# Entries supplied
--------------------------------
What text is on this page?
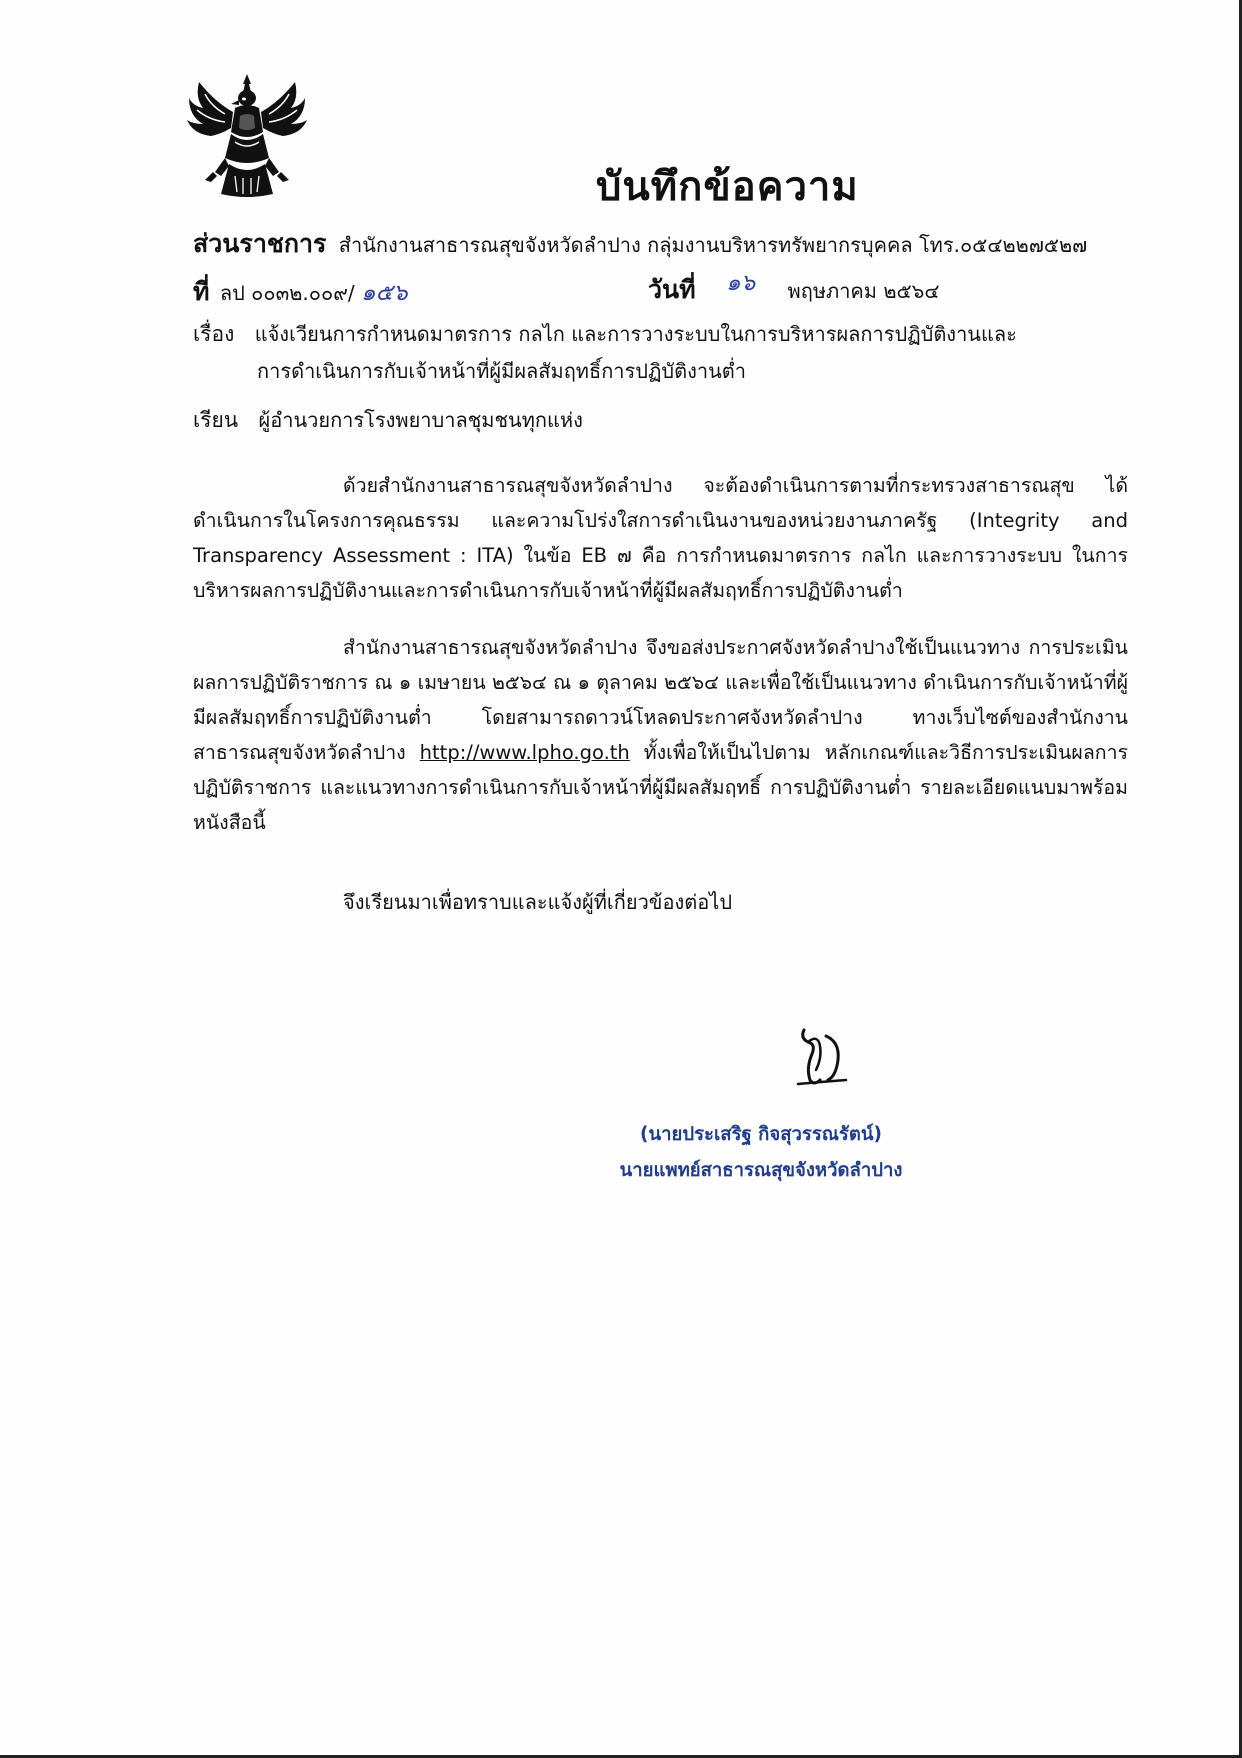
บันทึกข้อความ
ส่วนราชการ สำนักงานสาธารณสุขจังหวัดลำปาง กลุ่มงานบริหารทรัพยากรบุคคล โทร.๐๕๔๒๒๗๕๒๗
ที่ ลป ๐๐๓๒.๐๐๙/ ๑๕๖	วันที่ ๑๖ พฤษภาคม ๒๕๖๔
เรื่อง แจ้งเวียนการกำหนดมาตรการ กลไก และการวางระบบในการบริหารผลการปฏิบัติงานและ
การดำเนินการกับเจ้าหน้าที่ผู้มีผลสัมฤทธิ์การปฏิบัติงานต่ำ
เรียน ผู้อำนวยการโรงพยาบาลชุมชนทุกแห่ง
ด้วยสำนักงานสาธารณสุขจังหวัดลำปาง จะต้องดำเนินการตามที่กระทรวงสาธารณสุข ได้ดำเนินการในโครงการคุณธรรม และความโปร่งใสการดำเนินงานของหน่วยงานภาครัฐ (Integrity and Transparency Assessment : ITA) ในข้อ EB ๗ คือ การกำหนดมาตรการ กลไก และการวางระบบ ในการบริหารผลการปฏิบัติงานและการดำเนินการกับเจ้าหน้าที่ผู้มีผลสัมฤทธิ์การปฏิบัติงานต่ำ
สำนักงานสาธารณสุขจังหวัดลำปาง จึงขอส่งประกาศจังหวัดลำปางใช้เป็นแนวทาง การประเมินผลการปฏิบัติราชการ ณ ๑ เมษายน ๒๕๖๔ ณ ๑ ตุลาคม ๒๕๖๔ และเพื่อใช้เป็นแนวทาง ดำเนินการกับเจ้าหน้าที่ผู้มีผลสัมฤทธิ์การปฏิบัติงานต่ำ โดยสามารถดาวน์โหลดประกาศจังหวัดลำปาง ทางเว็บไซต์ของสำนักงานสาธารณสุขจังหวัดลำปาง http://www.lpho.go.th ทั้งเพื่อให้เป็นไปตาม หลักเกณฑ์และวิธีการประเมินผลการปฏิบัติราชการ และแนวทางการดำเนินการกับเจ้าหน้าที่ผู้มีผลสัมฤทธิ์ การปฏิบัติงานต่ำ รายละเอียดแนบมาพร้อมหนังสือนี้
จึงเรียนมาเพื่อทราบและแจ้งผู้ที่เกี่ยวข้องต่อไป
(นายประเสริฐ กิจสุวรรณรัตน์)
นายแพทย์สาธารณสุขจังหวัดลำปาง
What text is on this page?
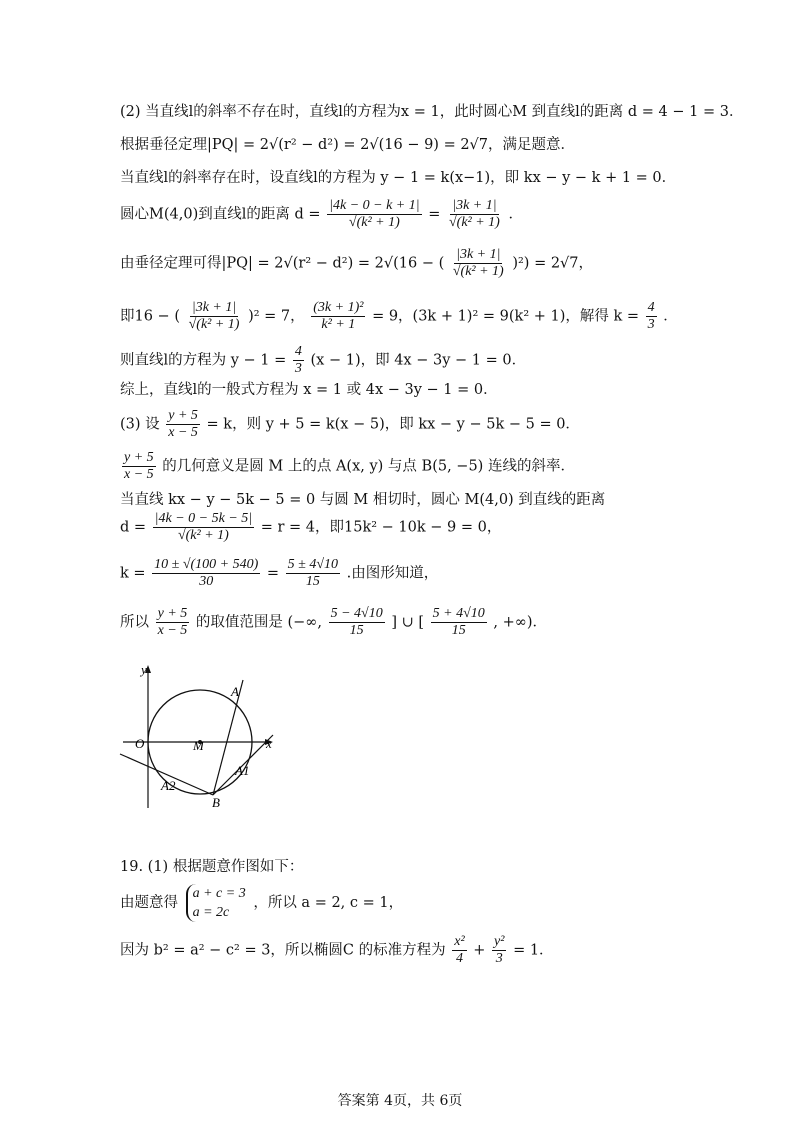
(2) 当直线l的斜率不存在时，直线l的方程为x = 1，此时圆心M 到直线l的距离 d = 4 − 1 = 3．
根据垂径定理|PQ| = 2√(r² − d²) = 2√(16 − 9) = 2√7，满足题意．
当直线l的斜率存在时，设直线l的方程为 y − 1 = k(x−1)，即 kx − y − k + 1 = 0．
圆心M(4,0)到直线l的距离 $d = \frac{|4k - 0 - k + 1|}{\text{√(k² + 1)}} = \frac{|3k + 1|}{\text{√(k² + 1)}}$ ．
由垂径定理可得|PQ| = 2√(r² − d²) = 2√(16 − ( $\frac{|3k + 1|}{\text{√(k² + 1)}} )^2) = 2√7$，
即16 − ( $\frac{|3k + 1|}{\text{√(k² + 1)}} )^2 = 7$， $\frac{\text{(3k + 1)²}}{\text{k² + 1}} = 9$，(3k + 1)² = 9(k² + 1)，解得 $k = \frac{4}{3}$ ．
则直线l的方程为 $y - 1 = \frac{4}{3} (x - 1)$，即 4x − 3y − 1 = 0．
综上，直线l的一般式方程为 x = 1 或 4x − 3y − 1 = 0．
(3) 设 $\frac{y + 5}{x - 5} = k$，则 y + 5 = k(x − 5)，即 kx − y − 5k − 5 = 0．
$\frac{y + 5}{x - 5}$ 的几何意义是圆 M 上的点 A(x, y) 与点 B(5, −5) 连线的斜率．
当直线 kx − y − 5k − 5 = 0 与圆 M 相切时，圆心 M(4,0) 到直线的距离
$d = \frac{|4k - 0 - 5k - 5|}{\text{√(k² + 1)}} = r = 4$，即15k² − 10k − 9 = 0，
$k = \frac{10 \pm √(100 + 540)}{30} = \frac{5 \pm 4√10}{15}$ .由图形知道，
所以 $\frac{y + 5}{x - 5}$ 的取值范围是 (−∞, $\frac{5 - 4√10}{15}$ ] ∪ [ $\frac{5 + 4√10}{15}$ , +∞)．
y
x
O	M
A
A1
A2
B
19. (1) 根据题意作图如下：
由题意得
a + c = 3
a = 2c
，所以 a = 2, c = 1，
因为 b² = a² − c² = 3，所以椭圆C 的标准方程为 $\frac{\text{x²}}{4} + \frac{\text{y²}}{3} = 1$．
答案第 4页，共 6页
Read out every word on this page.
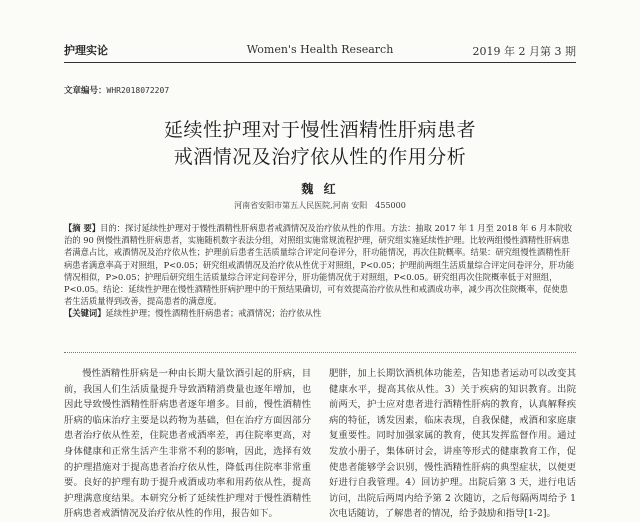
护理实论	Women's Health Research	2019 年 2 月第 3 期
文章编号：WHR2018072207
延续性护理对于慢性酒精性肝病患者
戒酒情况及治疗依从性的作用分析
魏 红
河南省安阳市第五人民医院,河南 安阳 455000
【摘 要】目的：探讨延续性护理对于慢性酒精性肝病患者戒酒情况及治疗依从性的作用。方法：抽取 2017 年 1 月至 2018 年 6 月本院收治的 90 例慢性酒精性肝病患者，实施随机数字表法分组，对照组实施常规流程护理，研究组实施延续性护理。比较两组慢性酒精性肝病患者满意占比，戒酒情况及治疗依从性；护理前后患者生活质量综合评定问卷评分，肝功能情况，再次住院概率。结果：研究组慢性酒精性肝病患者满意率高于对照组，P<0.05；研究组戒酒情况及治疗依从性优于对照组，P<0.05；护理前两组生活质量综合评定问卷评分，肝功能情况相似，P>0.05；护理后研究组生活质量综合评定问卷评分，肝功能情况优于对照组，P<0.05。研究组再次住院概率低于对照组，P<0.05。结论：延续性护理在慢性酒精性肝病护理中的干预结果确切，可有效提高治疗依从性和戒酒成功率，减少再次住院概率，促使患者生活质量得到改善，提高患者的满意度。
【关键词】延续性护理；慢性酒精性肝病患者；戒酒情况；治疗依从性
慢性酒精性肝病是一种由长期大量饮酒引起的肝病，目前，我国人们生活质量提升导致酒精消费量也逐年增加，也因此导致慢性酒精性肝病患者逐年增多。目前，慢性酒精性肝病的临床治疗主要是以药物为基础，但在治疗方面因部分患者治疗依从性差，住院患者戒酒率差，再住院率更高，对身体健康和正常生活产生非常不利的影响，因此，选择有效的护理措施对于提高患者治疗依从性，降低再住院率非常重要。良好的护理有助于提升戒酒成功率和用药依从性，提高护理满意度结果。本研究分析了延续性护理对于慢性酒精性肝病患者戒酒情况及治疗依从性的作用，报告如下。
肥胖，加上长期饮酒机体功能差，告知患者运动可以改变其健康水平，提高其依从性。3）关于疾病的知识教育。出院前两天，护士应对患者进行酒精性肝病的教育，认真解释疾病的特征，诱发因素，临床表现，自我保健，戒酒和家庭康复重要性。同时加强家属的教育，使其发挥监督作用。通过发放小册子，集体研讨会，讲座等形式的健康教育工作，促使患者能够学会识别，慢性酒精性肝病的典型症状，以便更好进行自我管理。4）回访护理。出院后第 3 天，进行电话访问，出院后两周内给予第 2 次随访，之后每隔两周给予 1 次电话随访，了解患者的情况，给予鼓励和指导[1-2]。
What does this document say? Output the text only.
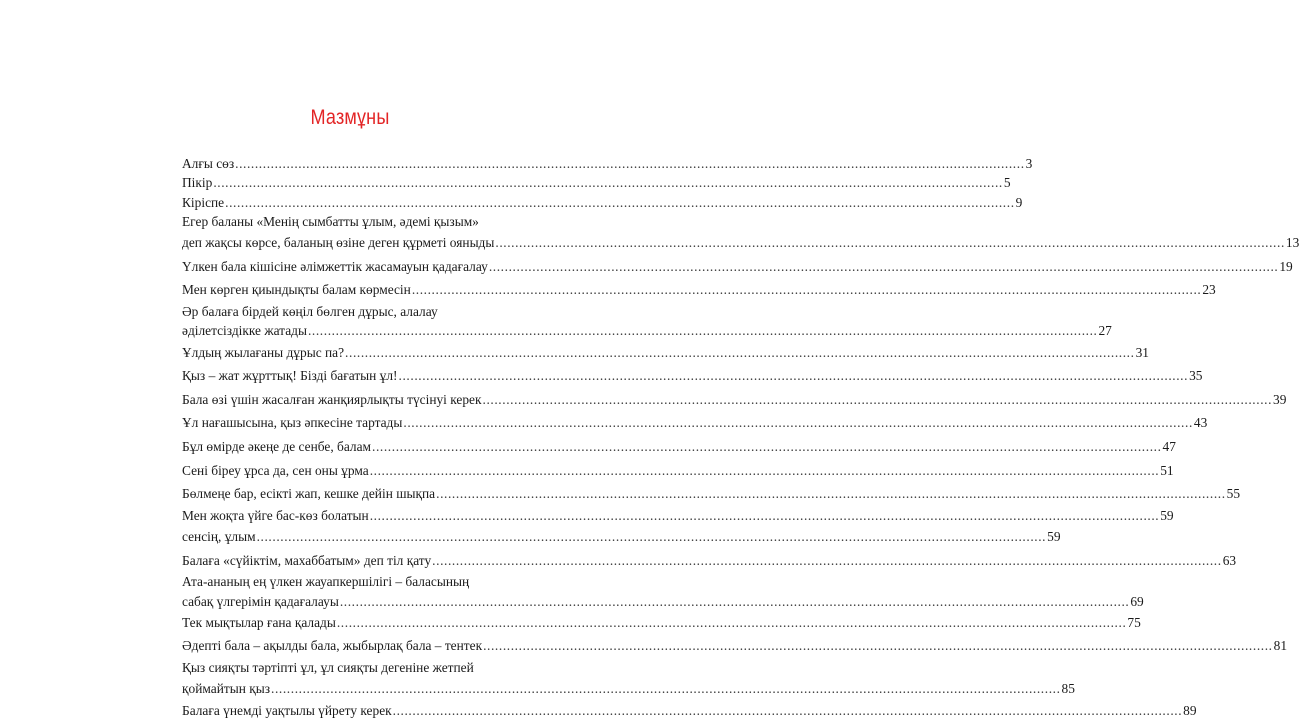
Мазмұны
Алғы сөз ........................................................................................................................................................................................................ 3
Пікір ........................................................................................................................................................................................................ 5
Кіріспе ........................................................................................................................................................................................................ 9
Егер баланы «Менің сымбатты ұлым, әдемі қызым»
деп жақсы көрсе, баланың өзіне деген құрметі ояныды ........................................................................................................................................................................................................ 13
Үлкен бала кішісіне әлімжеттік жасамауын қадағалау ........................................................................................................................................................................................................ 19
Мен көрген қиындықты балам көрмесін ........................................................................................................................................................................................................ 23
Әр балаға бірдей көңіл бөлген дұрыс, алалау
әділетсіздікке жатады ........................................................................................................................................................................................................ 27
Ұлдың жылағаны дұрыс па? ........................................................................................................................................................................................................ 31
Қыз – жат жұрттық! Бізді бағатын ұл! ........................................................................................................................................................................................................ 35
Бала өзі үшін жасалған жанқиярлықты түсінуі керек ........................................................................................................................................................................................................ 39
Ұл нағашысына, қыз әпкесіне тартады ........................................................................................................................................................................................................ 43
Бұл өмірде әкеңе де сенбе, балам ........................................................................................................................................................................................................ 47
Сені біреу ұрса да, сен оны ұрма ........................................................................................................................................................................................................ 51
Бөлмеңе бар, есікті жап, кешке дейін шықпа ........................................................................................................................................................................................................ 55
Мен жоқта үйге бас-көз болатын ........................................................................................................................................................................................................ 59
сенсің, ұлым ........................................................................................................................................................................................................ 59
Балаға «сүйіктім, махаббатым» деп тіл қату ........................................................................................................................................................................................................ 63
Ата-ананың ең үлкен жауапкершілігі – баласының
сабақ үлгерімін қадағалауы ........................................................................................................................................................................................................ 69
Тек мықтылар ғана қалады ........................................................................................................................................................................................................ 75
Әдепті бала – ақылды бала, жыбырлақ бала – тентек ........................................................................................................................................................................................................ 81
Қыз сияқты тәртіпті ұл, ұл сияқты дегеніне жетпей
қоймайтын қыз ........................................................................................................................................................................................................ 85
Балаға үнемді уақтылы үйрету керек ........................................................................................................................................................................................................ 89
--------------------------------
# Your goal
Only the number is needed here: how many lines of the records contain "керек"?

# Answer below
2